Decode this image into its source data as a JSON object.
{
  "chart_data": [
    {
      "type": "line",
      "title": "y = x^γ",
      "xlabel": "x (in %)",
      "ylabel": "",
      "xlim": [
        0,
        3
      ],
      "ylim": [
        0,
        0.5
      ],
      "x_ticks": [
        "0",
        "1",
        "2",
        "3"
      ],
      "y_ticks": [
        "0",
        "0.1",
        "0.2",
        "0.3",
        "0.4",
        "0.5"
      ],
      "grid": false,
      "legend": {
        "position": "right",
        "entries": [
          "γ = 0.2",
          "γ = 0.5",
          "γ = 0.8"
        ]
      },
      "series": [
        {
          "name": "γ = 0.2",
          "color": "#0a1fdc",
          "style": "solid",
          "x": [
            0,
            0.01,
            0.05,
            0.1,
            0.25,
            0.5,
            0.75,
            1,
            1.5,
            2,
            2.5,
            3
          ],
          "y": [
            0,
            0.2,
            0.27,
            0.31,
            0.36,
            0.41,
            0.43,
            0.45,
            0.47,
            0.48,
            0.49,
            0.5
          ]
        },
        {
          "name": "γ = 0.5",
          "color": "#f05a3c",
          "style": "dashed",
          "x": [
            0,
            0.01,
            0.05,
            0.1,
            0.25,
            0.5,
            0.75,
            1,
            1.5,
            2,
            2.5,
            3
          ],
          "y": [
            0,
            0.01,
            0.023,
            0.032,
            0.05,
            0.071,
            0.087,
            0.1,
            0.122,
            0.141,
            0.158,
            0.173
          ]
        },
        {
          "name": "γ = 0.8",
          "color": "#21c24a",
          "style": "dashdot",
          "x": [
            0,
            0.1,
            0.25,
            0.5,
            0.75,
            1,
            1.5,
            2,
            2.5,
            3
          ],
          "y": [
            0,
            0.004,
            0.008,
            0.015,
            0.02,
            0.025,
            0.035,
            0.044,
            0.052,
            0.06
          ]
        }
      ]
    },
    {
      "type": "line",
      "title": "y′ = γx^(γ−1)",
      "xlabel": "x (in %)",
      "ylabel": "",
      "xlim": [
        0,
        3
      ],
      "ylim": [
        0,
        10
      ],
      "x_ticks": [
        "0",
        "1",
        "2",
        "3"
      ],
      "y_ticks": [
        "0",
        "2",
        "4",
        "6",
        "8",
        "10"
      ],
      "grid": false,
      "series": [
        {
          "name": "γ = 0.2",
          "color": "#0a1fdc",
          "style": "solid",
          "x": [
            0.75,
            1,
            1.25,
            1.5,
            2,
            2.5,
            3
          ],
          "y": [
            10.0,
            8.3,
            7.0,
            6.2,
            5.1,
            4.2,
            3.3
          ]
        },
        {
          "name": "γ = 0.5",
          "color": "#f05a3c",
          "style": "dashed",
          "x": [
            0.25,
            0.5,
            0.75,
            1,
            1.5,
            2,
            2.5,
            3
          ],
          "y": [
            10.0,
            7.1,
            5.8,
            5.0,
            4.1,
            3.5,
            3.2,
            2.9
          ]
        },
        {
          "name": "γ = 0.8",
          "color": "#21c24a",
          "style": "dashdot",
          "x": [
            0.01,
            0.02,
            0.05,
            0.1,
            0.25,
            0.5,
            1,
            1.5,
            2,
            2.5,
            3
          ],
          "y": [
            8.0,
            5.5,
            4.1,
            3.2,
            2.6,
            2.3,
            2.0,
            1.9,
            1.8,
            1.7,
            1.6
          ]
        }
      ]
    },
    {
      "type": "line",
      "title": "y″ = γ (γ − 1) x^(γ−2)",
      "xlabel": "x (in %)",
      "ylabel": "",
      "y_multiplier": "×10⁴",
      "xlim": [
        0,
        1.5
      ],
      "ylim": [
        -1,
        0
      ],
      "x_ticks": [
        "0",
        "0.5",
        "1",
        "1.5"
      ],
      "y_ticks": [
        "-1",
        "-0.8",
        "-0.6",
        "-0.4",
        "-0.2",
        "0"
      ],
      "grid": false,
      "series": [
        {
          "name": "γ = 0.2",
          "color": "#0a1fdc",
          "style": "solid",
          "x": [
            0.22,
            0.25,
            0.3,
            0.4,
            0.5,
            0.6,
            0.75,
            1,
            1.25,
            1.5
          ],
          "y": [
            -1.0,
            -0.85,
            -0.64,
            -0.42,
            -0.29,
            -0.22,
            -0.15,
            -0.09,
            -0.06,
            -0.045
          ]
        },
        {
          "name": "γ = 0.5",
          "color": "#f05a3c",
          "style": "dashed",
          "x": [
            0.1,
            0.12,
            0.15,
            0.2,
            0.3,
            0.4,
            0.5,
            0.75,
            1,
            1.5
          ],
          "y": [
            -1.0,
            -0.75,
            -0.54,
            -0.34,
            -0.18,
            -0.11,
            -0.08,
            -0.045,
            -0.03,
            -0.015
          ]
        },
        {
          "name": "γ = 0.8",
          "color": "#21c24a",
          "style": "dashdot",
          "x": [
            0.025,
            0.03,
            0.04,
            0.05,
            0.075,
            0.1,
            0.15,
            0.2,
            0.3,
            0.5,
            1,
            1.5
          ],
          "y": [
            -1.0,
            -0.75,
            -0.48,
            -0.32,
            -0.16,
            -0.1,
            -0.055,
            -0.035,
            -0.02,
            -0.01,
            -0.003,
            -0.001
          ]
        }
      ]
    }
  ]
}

• _STATED PROBLEM_
Please restate the whole listing word for word.

• _RESULT OF THIS EXERCISE_
Decode this image into its source data as a JSON object.
{
  "chart_data": [
    {
      "type": "line",
      "title": "y = x^γ",
      "xlabel": "x (in %)",
      "ylabel": "",
      "xlim": [
        0,
        3
      ],
      "ylim": [
        0,
        0.5
      ],
      "x_ticks": [
        "0",
        "1",
        "2",
        "3"
      ],
      "y_ticks": [
        "0",
        "0.1",
        "0.2",
        "0.3",
        "0.4",
        "0.5"
      ],
      "grid": false,
      "legend": {
        "position": "right",
        "entries": [
          "γ = 0.2",
          "γ = 0.5",
          "γ = 0.8"
        ]
      },
      "series": [
        {
          "name": "γ = 0.2",
          "color": "#0a1fdc",
          "style": "solid",
          "x": [
            0,
            0.01,
            0.05,
            0.1,
            0.25,
            0.5,
            0.75,
            1,
            1.5,
            2,
            2.5,
            3
          ],
          "y": [
            0,
            0.2,
            0.27,
            0.31,
            0.36,
            0.41,
            0.43,
            0.45,
            0.47,
            0.48,
            0.49,
            0.5
          ]
        },
        {
          "name": "γ = 0.5",
          "color": "#f05a3c",
          "style": "dashed",
          "x": [
            0,
            0.01,
            0.05,
            0.1,
            0.25,
            0.5,
            0.75,
            1,
            1.5,
            2,
            2.5,
            3
          ],
          "y": [
            0,
            0.01,
            0.023,
            0.032,
            0.05,
            0.071,
            0.087,
            0.1,
            0.122,
            0.141,
            0.158,
            0.173
          ]
        },
        {
          "name": "γ = 0.8",
          "color": "#21c24a",
          "style": "dashdot",
          "x": [
            0,
            0.1,
            0.25,
            0.5,
            0.75,
            1,
            1.5,
            2,
            2.5,
            3
          ],
          "y": [
            0,
            0.004,
            0.008,
            0.015,
            0.02,
            0.025,
            0.035,
            0.044,
            0.052,
            0.06
          ]
        }
      ]
    },
    {
      "type": "line",
      "title": "y′ = γx^(γ−1)",
      "xlabel": "x (in %)",
      "ylabel": "",
      "xlim": [
        0,
        3
      ],
      "ylim": [
        0,
        10
      ],
      "x_ticks": [
        "0",
        "1",
        "2",
        "3"
      ],
      "y_ticks": [
        "0",
        "2",
        "4",
        "6",
        "8",
        "10"
      ],
      "grid": false,
      "series": [
        {
          "name": "γ = 0.2",
          "color": "#0a1fdc",
          "style": "solid",
          "x": [
            0.75,
            1,
            1.25,
            1.5,
            2,
            2.5,
            3
          ],
          "y": [
            10.0,
            8.3,
            7.0,
            6.2,
            5.1,
            4.2,
            3.3
          ]
        },
        {
          "name": "γ = 0.5",
          "color": "#f05a3c",
          "style": "dashed",
          "x": [
            0.25,
            0.5,
            0.75,
            1,
            1.5,
            2,
            2.5,
            3
          ],
          "y": [
            10.0,
            7.1,
            5.8,
            5.0,
            4.1,
            3.5,
            3.2,
            2.9
          ]
        },
        {
          "name": "γ = 0.8",
          "color": "#21c24a",
          "style": "dashdot",
          "x": [
            0.01,
            0.02,
            0.05,
            0.1,
            0.25,
            0.5,
            1,
            1.5,
            2,
            2.5,
            3
          ],
          "y": [
            8.0,
            5.5,
            4.1,
            3.2,
            2.6,
            2.3,
            2.0,
            1.9,
            1.8,
            1.7,
            1.6
          ]
        }
      ]
    },
    {
      "type": "line",
      "title": "y″ = γ (γ − 1) x^(γ−2)",
      "xlabel": "x (in %)",
      "ylabel": "",
      "y_multiplier": "×10⁴",
      "xlim": [
        0,
        1.5
      ],
      "ylim": [
        -1,
        0
      ],
      "x_ticks": [
        "0",
        "0.5",
        "1",
        "1.5"
      ],
      "y_ticks": [
        "-1",
        "-0.8",
        "-0.6",
        "-0.4",
        "-0.2",
        "0"
      ],
      "grid": false,
      "series": [
        {
          "name": "γ = 0.2",
          "color": "#0a1fdc",
          "style": "solid",
          "x": [
            0.22,
            0.25,
            0.3,
            0.4,
            0.5,
            0.6,
            0.75,
            1,
            1.25,
            1.5
          ],
          "y": [
            -1.0,
            -0.85,
            -0.64,
            -0.42,
            -0.29,
            -0.22,
            -0.15,
            -0.09,
            -0.06,
            -0.045
          ]
        },
        {
          "name": "γ = 0.5",
          "color": "#f05a3c",
          "style": "dashed",
          "x": [
            0.1,
            0.12,
            0.15,
            0.2,
            0.3,
            0.4,
            0.5,
            0.75,
            1,
            1.5
          ],
          "y": [
            -1.0,
            -0.75,
            -0.54,
            -0.34,
            -0.18,
            -0.11,
            -0.08,
            -0.045,
            -0.03,
            -0.015
          ]
        },
        {
          "name": "γ = 0.8",
          "color": "#21c24a",
          "style": "dashdot",
          "x": [
            0.025,
            0.03,
            0.04,
            0.05,
            0.075,
            0.1,
            0.15,
            0.2,
            0.3,
            0.5,
            1,
            1.5
          ],
          "y": [
            -1.0,
            -0.75,
            -0.48,
            -0.32,
            -0.16,
            -0.1,
            -0.055,
            -0.035,
            -0.02,
            -0.01,
            -0.003,
            -0.001
          ]
        }
      ]
    }
  ]
}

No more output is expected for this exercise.